Make an exact copy of the records, with the pictures left out.

— begin DATA FOR THE TASK —

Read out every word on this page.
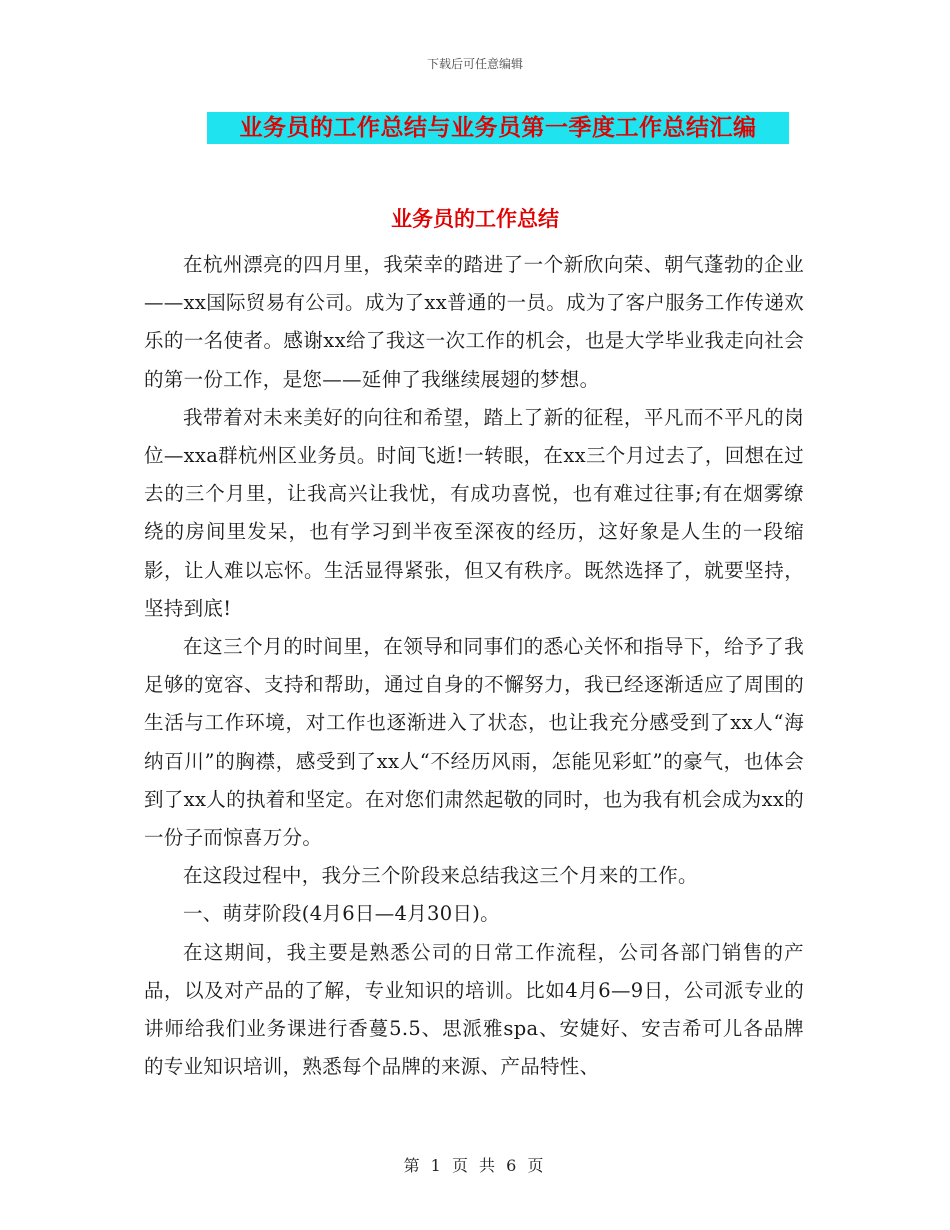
下载后可任意编辑
业务员的工作总结与业务员第一季度工作总结汇编
业务员的工作总结

在杭州漂亮的四月里，我荣幸的踏进了一个新欣向荣、朝气蓬勃的企业——xx国际贸易有公司。成为了xx普通的一员。成为了客户服务工作传递欢乐的一名使者。感谢xx给了我这一次工作的机会，也是大学毕业我走向社会的第一份工作，是您——延伸了我继续展翅的梦想。

我带着对未来美好的向往和希望，踏上了新的征程，平凡而不平凡的岗位—xxa群杭州区业务员。时间飞逝!一转眼，在xx三个月过去了，回想在过去的三个月里，让我高兴让我忧，有成功喜悦，也有难过往事;有在烟雾缭绕的房间里发呆，也有学习到半夜至深夜的经历，这好象是人生的一段缩影，让人难以忘怀。生活显得紧张，但又有秩序。既然选择了，就要坚持，坚持到底!

在这三个月的时间里，在领导和同事们的悉心关怀和指导下，给予了我足够的宽容、支持和帮助，通过自身的不懈努力，我已经逐渐适应了周围的生活与工作环境，对工作也逐渐进入了状态，也让我充分感受到了xx人“海纳百川”的胸襟，感受到了xx人“不经历风雨，怎能见彩虹”的豪气，也体会到了xx人的执着和坚定。在对您们肃然起敬的同时，也为我有机会成为xx的一份子而惊喜万分。

在这段过程中，我分三个阶段来总结我这三个月来的工作。

一、萌芽阶段(4月6日—4月30日)。

在这期间，我主要是熟悉公司的日常工作流程，公司各部门销售的产品，以及对产品的了解，专业知识的培训。比如4月6—9日，公司派专业的讲师给我们业务课进行香蔓5.5、思派雅spa、安婕好、安吉希可儿各品牌的专业知识培训，熟悉每个品牌的来源、产品特性、

第 1 页 共 6 页
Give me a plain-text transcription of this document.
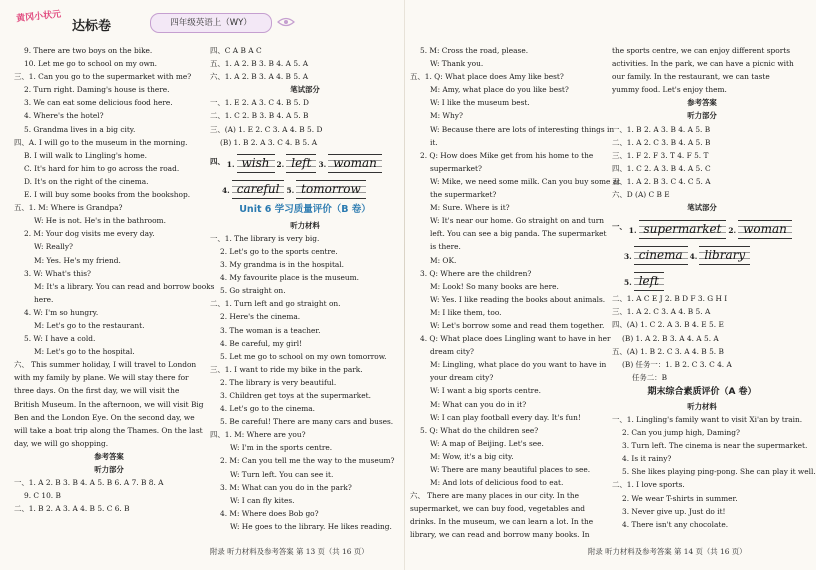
黄冈小状元
达标卷	四年级英语上（WY）
9. There are two boys on the bike.
10. Let me go to school on my own.
三、1. Can you go to the supermarket with me?
2. Turn right. Daming's house is there.
3. We can eat some delicious food here.
4. Where's the hotel?
5. Grandma lives in a big city.
四、A. I will go to the museum in the morning.
B. I will walk to Lingling's home.
C. It's hard for him to go across the road.
D. It's on the right of the cinema.
E. I will buy some books from the bookshop.
五、1. M: Where is Grandpa?
W: He is not. He's in the bathroom.
2. M: Your dog visits me every day.
W: Really?
M: Yes. He's my friend.
3. W: What's this?
M: It's a library. You can read and borrow books
here.
4. W: I'm so hungry.
M: Let's go to the restaurant.
5. W: I have a cold.
M: Let's go to the hospital.
六、 This summer holiday, I will travel to London
with my family by plane. We will stay there for
three days. On the first day, we will visit the
British Museum. In the afternoon, we will visit Big
Ben and the London Eye. On the second day, we
will take a boat trip along the Thames. On the last
day, we will go shopping.
参考答案
听力部分
一、1. A 2. B 3. B 4. A 5. B 6. A 7. B 8. A
9. C 10. B
二、1. B 2. A 3. A 4. B 5. C 6. B
四、C A B A C
五、1. A 2. B 3. B 4. A 5. A
六、1. A 2. B 3. A 4. B 5. A
笔试部分
一、1. E 2. A 3. C 4. B 5. D
二、1. C 2. B 3. B 4. A 5. B
三、(A) 1. E 2. C 3. A 4. B 5. D
(B) 1. B 2. A 3. C 4. B 5. A
四、 1. wish 2. left 3. woman
4. careful 5. tomorrow
Unit 6 学习质量评价（B 卷）
听力材料
一、1. The library is very big.
2. Let's go to the sports centre.
3. My grandma is in the hospital.
4. My favourite place is the museum.
5. Go straight on.
二、1. Turn left and go straight on.
2. Here's the cinema.
3. The woman is a teacher.
4. Be careful, my girl!
5. Let me go to school on my own tomorrow.
三、1. I want to ride my bike in the park.
2. The library is very beautiful.
3. Children get toys at the supermarket.
4. Let's go to the cinema.
5. Be careful! There are many cars and buses.
四、1. M: Where are you?
W: I'm in the sports centre.
2. M: Can you tell me the way to the museum?
W: Turn left. You can see it.
3. M: What can you do in the park?
W: I can fly kites.
4. M: Where does Bob go?
W: He goes to the library. He likes reading.
5. M: Cross the road, please.
W: Thank you.
五、1. Q: What place does Amy like best?
M: Amy, what place do you like best?
W: I like the museum best.
M: Why?
W: Because there are lots of interesting things in
it.
2. Q: How does Mike get from his home to the
supermarket?
W: Mike, we need some milk. Can you buy some at
the supermarket?
M: Sure. Where is it?
W: It's near our home. Go straight on and turn
left. You can see a big panda. The supermarket
is there.
M: OK.
3. Q: Where are the children?
M: Look! So many books are here.
W: Yes. I like reading the books about animals.
M: I like them, too.
W: Let's borrow some and read them together.
4. Q: What place does Lingling want to have in her
dream city?
M: Lingling, what place do you want to have in
your dream city?
W: I want a big sports centre.
M: What can you do in it?
W: I can play football every day. It's fun!
5. Q: What do the children see?
W: A map of Beijing. Let's see.
M: Wow, it's a big city.
W: There are many beautiful places to see.
M: And lots of delicious food to eat.
六、 There are many places in our city. In the
supermarket, we can buy food, vegetables and
drinks. In the museum, we can learn a lot. In the
library, we can read and borrow many books. In
the sports centre, we can enjoy different sports
activities. In the park, we can have a picnic with
our family. In the restaurant, we can taste
yummy food. Let's enjoy them.
参考答案
听力部分
一、1. B 2. A 3. B 4. A 5. B
二、1. A 2. C 3. B 4. A 5. B
三、1. F 2. F 3. T 4. F 5. T
四、1. C 2. A 3. B 4. A 5. C
五、1. A 2. B 3. C 4. C 5. A
六、D (A) C B E
笔试部分
一、 1. supermarket 2. woman
3. cinema 4. library
5. left
二、1. A C E J 2. B D F 3. G H I
三、1. A 2. C 3. A 4. B 5. A
四、(A) 1. C 2. A 3. B 4. E 5. E
(B) 1. A 2. B 3. A 4. A 5. A
五、(A) 1. B 2. C 3. A 4. B 5. B
(B) 任务一：1. B 2. C 3. C 4. A
任务二：B
期末综合素质评价（A 卷）
听力材料
一、1. Lingling's family want to visit Xi'an by train.
2. Can you jump high, Daming?
3. Turn left. The cinema is near the supermarket.
4. Is it rainy?
5. She likes playing ping-pong. She can play it well.
二、1. I love sports.
2. We wear T-shirts in summer.
3. Never give up. Just do it!
4. There isn't any chocolate.
附录 听力材料及参考答案 第 13 页（共 16 页）	附录 听力材料及参考答案 第 14 页（共 16 页）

— end DATA FOR THE TASK —

■ WRITTEN SOLUTION
Read out every word on this page.
下载后可任意编辑
业务员的工作总结与业务员第一季度工作总结汇编
业务员的工作总结

在杭州漂亮的四月里，我荣幸的踏进了一个新欣向荣、朝气蓬勃的企业——xx国际贸易有公司。成为了xx普通的一员。成为了客户服务工作传递欢乐的一名使者。感谢xx给了我这一次工作的机会，也是大学毕业我走向社会的第一份工作，是您——延伸了我继续展翅的梦想。

我带着对未来美好的向往和希望，踏上了新的征程，平凡而不平凡的岗位—xxa群杭州区业务员。时间飞逝!一转眼，在xx三个月过去了，回想在过去的三个月里，让我高兴让我忧，有成功喜悦，也有难过往事;有在烟雾缭绕的房间里发呆，也有学习到半夜至深夜的经历，这好象是人生的一段缩影，让人难以忘怀。生活显得紧张，但又有秩序。既然选择了，就要坚持，坚持到底!

在这三个月的时间里，在领导和同事们的悉心关怀和指导下，给予了我足够的宽容、支持和帮助，通过自身的不懈努力，我已经逐渐适应了周围的生活与工作环境，对工作也逐渐进入了状态，也让我充分感受到了xx人“海纳百川”的胸襟，感受到了xx人“不经历风雨，怎能见彩虹”的豪气，也体会到了xx人的执着和坚定。在对您们肃然起敬的同时，也为我有机会成为xx的一份子而惊喜万分。

在这段过程中，我分三个阶段来总结我这三个月来的工作。

一、萌芽阶段(4月6日—4月30日)。

在这期间，我主要是熟悉公司的日常工作流程，公司各部门销售的产品，以及对产品的了解，专业知识的培训。比如4月6—9日，公司派专业的讲师给我们业务课进行香蔓5.5、思派雅spa、安婕好、安吉希可儿各品牌的专业知识培训，熟悉每个品牌的来源、产品特性、

第 1 页 共 6 页
Give me a plain-text transcription of this document.
黄冈小状元
达标卷	四年级英语上（WY）
9. There are two boys on the bike.
10. Let me go to school on my own.
三、1. Can you go to the supermarket with me?
2. Turn right. Daming's house is there.
3. We can eat some delicious food here.
4. Where's the hotel?
5. Grandma lives in a big city.
四、A. I will go to the museum in the morning.
B. I will walk to Lingling's home.
C. It's hard for him to go across the road.
D. It's on the right of the cinema.
E. I will buy some books from the bookshop.
五、1. M: Where is Grandpa?
W: He is not. He's in the bathroom.
2. M: Your dog visits me every day.
W: Really?
M: Yes. He's my friend.
3. W: What's this?
M: It's a library. You can read and borrow books
here.
4. W: I'm so hungry.
M: Let's go to the restaurant.
5. W: I have a cold.
M: Let's go to the hospital.
六、 This summer holiday, I will travel to London
with my family by plane. We will stay there for
three days. On the first day, we will visit the
British Museum. In the afternoon, we will visit Big
Ben and the London Eye. On the second day, we
will take a boat trip along the Thames. On the last
day, we will go shopping.
参考答案
听力部分
一、1. A 2. B 3. B 4. A 5. B 6. A 7. B 8. A
9. C 10. B
二、1. B 2. A 3. A 4. B 5. C 6. B
四、C A B A C
五、1. A 2. B 3. B 4. A 5. A
六、1. A 2. B 3. A 4. B 5. A
笔试部分
一、1. E 2. A 3. C 4. B 5. D
二、1. C 2. B 3. B 4. A 5. B
三、(A) 1. E 2. C 3. A 4. B 5. D
(B) 1. B 2. A 3. C 4. B 5. A
四、 1. wish 2. left 3. woman
4. careful 5. tomorrow
Unit 6 学习质量评价（B 卷）
听力材料
一、1. The library is very big.
2. Let's go to the sports centre.
3. My grandma is in the hospital.
4. My favourite place is the museum.
5. Go straight on.
二、1. Turn left and go straight on.
2. Here's the cinema.
3. The woman is a teacher.
4. Be careful, my girl!
5. Let me go to school on my own tomorrow.
三、1. I want to ride my bike in the park.
2. The library is very beautiful.
3. Children get toys at the supermarket.
4. Let's go to the cinema.
5. Be careful! There are many cars and buses.
四、1. M: Where are you?
W: I'm in the sports centre.
2. M: Can you tell me the way to the museum?
W: Turn left. You can see it.
3. M: What can you do in the park?
W: I can fly kites.
4. M: Where does Bob go?
W: He goes to the library. He likes reading.
5. M: Cross the road, please.
W: Thank you.
五、1. Q: What place does Amy like best?
M: Amy, what place do you like best?
W: I like the museum best.
M: Why?
W: Because there are lots of interesting things in
it.
2. Q: How does Mike get from his home to the
supermarket?
W: Mike, we need some milk. Can you buy some at
the supermarket?
M: Sure. Where is it?
W: It's near our home. Go straight on and turn
left. You can see a big panda. The supermarket
is there.
M: OK.
3. Q: Where are the children?
M: Look! So many books are here.
W: Yes. I like reading the books about animals.
M: I like them, too.
W: Let's borrow some and read them together.
4. Q: What place does Lingling want to have in her
dream city?
M: Lingling, what place do you want to have in
your dream city?
W: I want a big sports centre.
M: What can you do in it?
W: I can play football every day. It's fun!
5. Q: What do the children see?
W: A map of Beijing. Let's see.
M: Wow, it's a big city.
W: There are many beautiful places to see.
M: And lots of delicious food to eat.
六、 There are many places in our city. In the
supermarket, we can buy food, vegetables and
drinks. In the museum, we can learn a lot. In the
library, we can read and borrow many books. In
the sports centre, we can enjoy different sports
activities. In the park, we can have a picnic with
our family. In the restaurant, we can taste
yummy food. Let's enjoy them.
参考答案
听力部分
一、1. B 2. A 3. B 4. A 5. B
二、1. A 2. C 3. B 4. A 5. B
三、1. F 2. F 3. T 4. F 5. T
四、1. C 2. A 3. B 4. A 5. C
五、1. A 2. B 3. C 4. C 5. A
六、D (A) C B E
笔试部分
一、 1. supermarket 2. woman
3. cinema 4. library
5. left
二、1. A C E J 2. B D F 3. G H I
三、1. A 2. C 3. A 4. B 5. A
四、(A) 1. C 2. A 3. B 4. E 5. E
(B) 1. A 2. B 3. A 4. A 5. A
五、(A) 1. B 2. C 3. A 4. B 5. B
(B) 任务一：1. B 2. C 3. C 4. A
任务二：B
期末综合素质评价（A 卷）
听力材料
一、1. Lingling's family want to visit Xi'an by train.
2. Can you jump high, Daming?
3. Turn left. The cinema is near the supermarket.
4. Is it rainy?
5. She likes playing ping-pong. She can play it well.
二、1. I love sports.
2. We wear T-shirts in summer.
3. Never give up. Just do it!
4. There isn't any chocolate.
附录 听力材料及参考答案 第 13 页（共 16 页）	附录 听力材料及参考答案 第 14 页（共 16 页）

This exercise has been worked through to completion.